The problem →
Write the records below out again exactly as given, with no images.

*** The records ***

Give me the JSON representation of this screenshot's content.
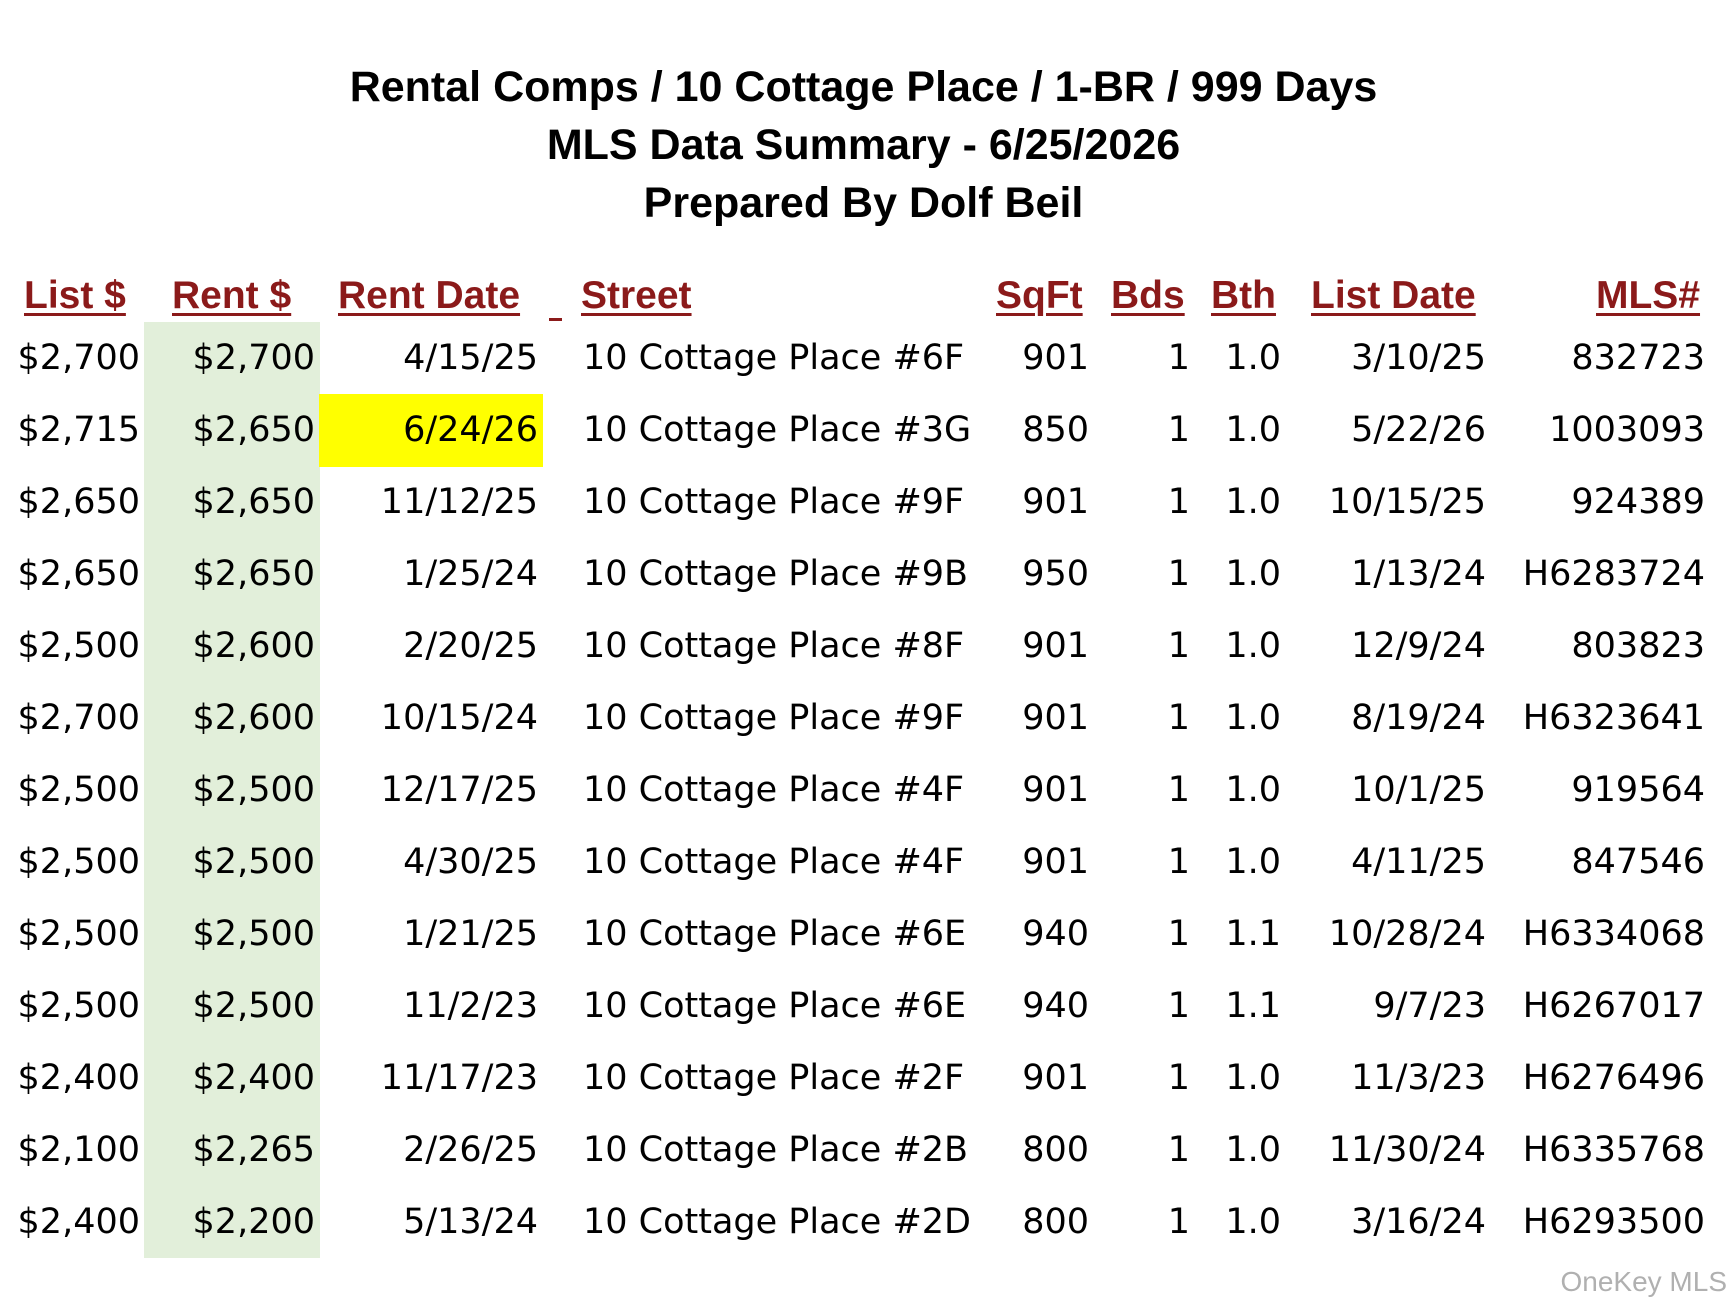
{
  "title": {
    "line1": "Rental Comps / 10 Cottage Place / 1-BR / 999 Days",
    "line2": "MLS Data Summary - 6/25/2026",
    "line3": "Prepared By Dolf Beil"
  },
  "columns": {
    "list_price": "List $",
    "rent_price": "Rent $",
    "rent_date": "Rent Date",
    "street": "Street",
    "sqft": "SqFt",
    "beds": "Bds",
    "baths": "Bth",
    "list_date": "List Date",
    "mls": "MLS#"
  },
  "colors": {
    "header_text": "#8b1a1a",
    "rent_column_fill": "#e2efda",
    "highlight_fill": "#ffff00",
    "watermark_text": "#b0b0b0"
  },
  "highlighted_cell": {
    "row": 2,
    "column": "rent_date"
  },
  "rows": [
    [
      "$2,700",
      "$2,700",
      "4/15/25",
      "10 Cottage Place #6F",
      "901",
      "1",
      "1.0",
      "3/10/25",
      "832723"
    ],
    [
      "$2,715",
      "$2,650",
      "6/24/26",
      "10 Cottage Place #3G",
      "850",
      "1",
      "1.0",
      "5/22/26",
      "1003093"
    ],
    [
      "$2,650",
      "$2,650",
      "11/12/25",
      "10 Cottage Place #9F",
      "901",
      "1",
      "1.0",
      "10/15/25",
      "924389"
    ],
    [
      "$2,650",
      "$2,650",
      "1/25/24",
      "10 Cottage Place #9B",
      "950",
      "1",
      "1.0",
      "1/13/24",
      "H6283724"
    ],
    [
      "$2,500",
      "$2,600",
      "2/20/25",
      "10 Cottage Place #8F",
      "901",
      "1",
      "1.0",
      "12/9/24",
      "803823"
    ],
    [
      "$2,700",
      "$2,600",
      "10/15/24",
      "10 Cottage Place #9F",
      "901",
      "1",
      "1.0",
      "8/19/24",
      "H6323641"
    ],
    [
      "$2,500",
      "$2,500",
      "12/17/25",
      "10 Cottage Place #4F",
      "901",
      "1",
      "1.0",
      "10/1/25",
      "919564"
    ],
    [
      "$2,500",
      "$2,500",
      "4/30/25",
      "10 Cottage Place #4F",
      "901",
      "1",
      "1.0",
      "4/11/25",
      "847546"
    ],
    [
      "$2,500",
      "$2,500",
      "1/21/25",
      "10 Cottage Place #6E",
      "940",
      "1",
      "1.1",
      "10/28/24",
      "H6334068"
    ],
    [
      "$2,500",
      "$2,500",
      "11/2/23",
      "10 Cottage Place #6E",
      "940",
      "1",
      "1.1",
      "9/7/23",
      "H6267017"
    ],
    [
      "$2,400",
      "$2,400",
      "11/17/23",
      "10 Cottage Place #2F",
      "901",
      "1",
      "1.0",
      "11/3/23",
      "H6276496"
    ],
    [
      "$2,100",
      "$2,265",
      "2/26/25",
      "10 Cottage Place #2B",
      "800",
      "1",
      "1.0",
      "11/30/24",
      "H6335768"
    ],
    [
      "$2,400",
      "$2,200",
      "5/13/24",
      "10 Cottage Place #2D",
      "800",
      "1",
      "1.0",
      "3/16/24",
      "H6293500"
    ]
  ],
  "watermark": "OneKey MLS"
}
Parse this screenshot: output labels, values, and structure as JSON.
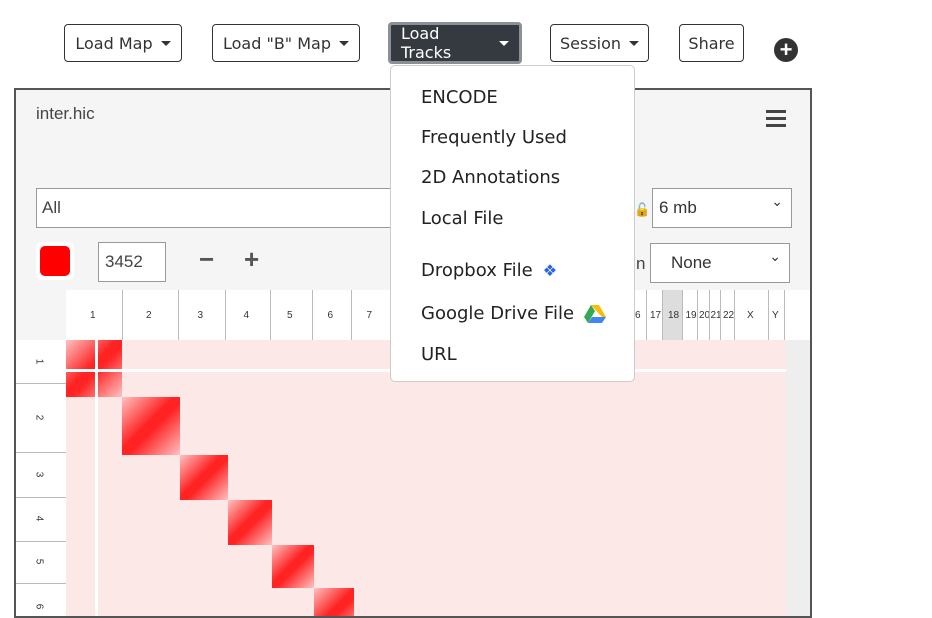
{
  "toolbar": {
    "load_map": "Load Map",
    "load_b_map": "Load \"B\" Map",
    "load_tracks": "Load Tracks",
    "session": "Session",
    "share": "Share",
    "add": "+"
  },
  "panel": {
    "title": "inter.hic",
    "locus": "All",
    "resolution": "6 mb",
    "normalization": "None",
    "norm_label_partial": "n",
    "color": "#ff0000",
    "threshold": "3452",
    "minus": "−",
    "plus": "+"
  },
  "chromosomes": [
    "1",
    "2",
    "3",
    "4",
    "5",
    "6",
    "7",
    "6",
    "17",
    "18",
    "19",
    "20",
    "21",
    "22",
    "X",
    "Y"
  ],
  "left_chromosomes": [
    "1",
    "2",
    "3",
    "4",
    "5",
    "6"
  ],
  "menu": {
    "items": [
      "ENCODE",
      "Frequently Used",
      "2D Annotations",
      "Local File",
      "Dropbox File",
      "Google Drive File",
      "URL"
    ]
  }
}
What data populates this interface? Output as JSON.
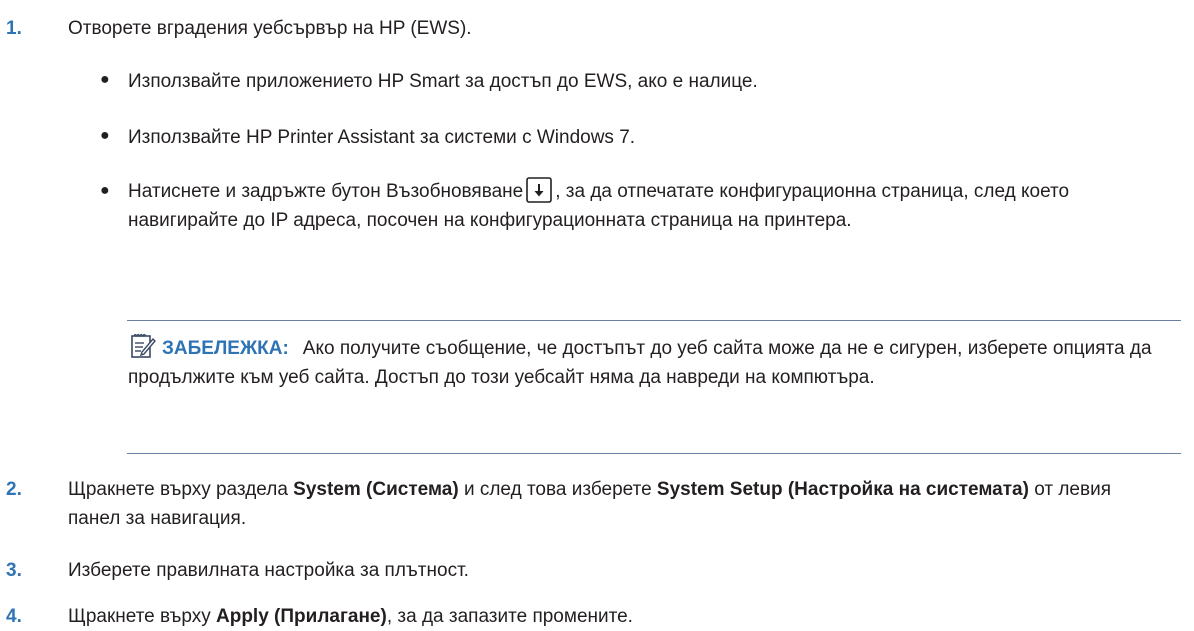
{
  "steps": [
    {
      "num": "1.",
      "text": "Отворете вградения уебсървър на HP (EWS)."
    },
    {
      "num": "2.",
      "text_a": "Щракнете върху раздела ",
      "bold_a": "System (Система)",
      "text_b": " и след това изберете ",
      "bold_b": "System Setup (Настройка на системата)",
      "text_c": " от левия панел за навигация."
    },
    {
      "num": "3.",
      "text": "Изберете правилната настройка за плътност."
    },
    {
      "num": "4.",
      "text_a": "Щракнете върху ",
      "bold_a": "Apply (Прилагане)",
      "text_b": ", за да запазите промените."
    }
  ],
  "bullets": [
    {
      "symbol": "●",
      "text": "Използвайте приложението HP Smart за достъп до EWS, ако е налице."
    },
    {
      "symbol": "●",
      "text": "Използвайте HP Printer Assistant за системи с Windows 7."
    },
    {
      "symbol": "●",
      "text_a": "Натиснете и задръжте бутон Възобновяване",
      "icon": "resume-button-icon",
      "text_b": ", за да отпечатате конфигурационна страница, след което навигирайте до IP адреса, посочен на конфигурационната страница на принтера."
    }
  ],
  "note": {
    "icon": "note-icon",
    "label": "ЗАБЕЛЕЖКА:",
    "text": "Ако получите съобщение, че достъпът до уеб сайта може да не е сигурен, изберете опцията да продължите към уеб сайта. Достъп до този уебсайт няма да навреди на компютъра."
  },
  "colors": {
    "accent": "#2e74b5",
    "text": "#231f20",
    "rule": "#6b7fa3"
  }
}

***

Task response →
Give me the JSON representation of this screenshot's content.
{
  "title": {
    "line1": "Rental Comps / 10 Cottage Place / 1-BR / 999 Days",
    "line2": "MLS Data Summary - 6/25/2026",
    "line3": "Prepared By Dolf Beil"
  },
  "columns": {
    "list_price": "List $",
    "rent_price": "Rent $",
    "rent_date": "Rent Date",
    "street": "Street",
    "sqft": "SqFt",
    "beds": "Bds",
    "baths": "Bth",
    "list_date": "List Date",
    "mls": "MLS#"
  },
  "colors": {
    "header_text": "#8b1a1a",
    "rent_column_fill": "#e2efda",
    "highlight_fill": "#ffff00",
    "watermark_text": "#b0b0b0"
  },
  "highlighted_cell": {
    "row": 2,
    "column": "rent_date"
  },
  "rows": [
    [
      "$2,700",
      "$2,700",
      "4/15/25",
      "10 Cottage Place #6F",
      "901",
      "1",
      "1.0",
      "3/10/25",
      "832723"
    ],
    [
      "$2,715",
      "$2,650",
      "6/24/26",
      "10 Cottage Place #3G",
      "850",
      "1",
      "1.0",
      "5/22/26",
      "1003093"
    ],
    [
      "$2,650",
      "$2,650",
      "11/12/25",
      "10 Cottage Place #9F",
      "901",
      "1",
      "1.0",
      "10/15/25",
      "924389"
    ],
    [
      "$2,650",
      "$2,650",
      "1/25/24",
      "10 Cottage Place #9B",
      "950",
      "1",
      "1.0",
      "1/13/24",
      "H6283724"
    ],
    [
      "$2,500",
      "$2,600",
      "2/20/25",
      "10 Cottage Place #8F",
      "901",
      "1",
      "1.0",
      "12/9/24",
      "803823"
    ],
    [
      "$2,700",
      "$2,600",
      "10/15/24",
      "10 Cottage Place #9F",
      "901",
      "1",
      "1.0",
      "8/19/24",
      "H6323641"
    ],
    [
      "$2,500",
      "$2,500",
      "12/17/25",
      "10 Cottage Place #4F",
      "901",
      "1",
      "1.0",
      "10/1/25",
      "919564"
    ],
    [
      "$2,500",
      "$2,500",
      "4/30/25",
      "10 Cottage Place #4F",
      "901",
      "1",
      "1.0",
      "4/11/25",
      "847546"
    ],
    [
      "$2,500",
      "$2,500",
      "1/21/25",
      "10 Cottage Place #6E",
      "940",
      "1",
      "1.1",
      "10/28/24",
      "H6334068"
    ],
    [
      "$2,500",
      "$2,500",
      "11/2/23",
      "10 Cottage Place #6E",
      "940",
      "1",
      "1.1",
      "9/7/23",
      "H6267017"
    ],
    [
      "$2,400",
      "$2,400",
      "11/17/23",
      "10 Cottage Place #2F",
      "901",
      "1",
      "1.0",
      "11/3/23",
      "H6276496"
    ],
    [
      "$2,100",
      "$2,265",
      "2/26/25",
      "10 Cottage Place #2B",
      "800",
      "1",
      "1.0",
      "11/30/24",
      "H6335768"
    ],
    [
      "$2,400",
      "$2,200",
      "5/13/24",
      "10 Cottage Place #2D",
      "800",
      "1",
      "1.0",
      "3/16/24",
      "H6293500"
    ]
  ],
  "watermark": "OneKey MLS"
}
Parse this screenshot: output labels, values, and structure as JSON.
{
  "toolbar": {
    "load_map": "Load Map",
    "load_b_map": "Load \"B\" Map",
    "load_tracks": "Load Tracks",
    "session": "Session",
    "share": "Share",
    "add": "+"
  },
  "panel": {
    "title": "inter.hic",
    "locus": "All",
    "resolution": "6 mb",
    "normalization": "None",
    "norm_label_partial": "n",
    "color": "#ff0000",
    "threshold": "3452",
    "minus": "−",
    "plus": "+"
  },
  "chromosomes": [
    "1",
    "2",
    "3",
    "4",
    "5",
    "6",
    "7",
    "6",
    "17",
    "18",
    "19",
    "20",
    "21",
    "22",
    "X",
    "Y"
  ],
  "left_chromosomes": [
    "1",
    "2",
    "3",
    "4",
    "5",
    "6"
  ],
  "menu": {
    "items": [
      "ENCODE",
      "Frequently Used",
      "2D Annotations",
      "Local File",
      "Dropbox File",
      "Google Drive File",
      "URL"
    ]
  }
}
What data populates this interface? Output as JSON.
{
  "steps": [
    {
      "num": "1.",
      "text": "Отворете вградения уебсървър на HP (EWS)."
    },
    {
      "num": "2.",
      "text_a": "Щракнете върху раздела ",
      "bold_a": "System (Система)",
      "text_b": " и след това изберете ",
      "bold_b": "System Setup (Настройка на системата)",
      "text_c": " от левия панел за навигация."
    },
    {
      "num": "3.",
      "text": "Изберете правилната настройка за плътност."
    },
    {
      "num": "4.",
      "text_a": "Щракнете върху ",
      "bold_a": "Apply (Прилагане)",
      "text_b": ", за да запазите промените."
    }
  ],
  "bullets": [
    {
      "symbol": "●",
      "text": "Използвайте приложението HP Smart за достъп до EWS, ако е налице."
    },
    {
      "symbol": "●",
      "text": "Използвайте HP Printer Assistant за системи с Windows 7."
    },
    {
      "symbol": "●",
      "text_a": "Натиснете и задръжте бутон Възобновяване",
      "icon": "resume-button-icon",
      "text_b": ", за да отпечатате конфигурационна страница, след което навигирайте до IP адреса, посочен на конфигурационната страница на принтера."
    }
  ],
  "note": {
    "icon": "note-icon",
    "label": "ЗАБЕЛЕЖКА:",
    "text": "Ако получите съобщение, че достъпът до уеб сайта може да не е сигурен, изберете опцията да продължите към уеб сайта. Достъп до този уебсайт няма да навреди на компютъра."
  },
  "colors": {
    "accent": "#2e74b5",
    "text": "#231f20",
    "rule": "#6b7fa3"
  }
}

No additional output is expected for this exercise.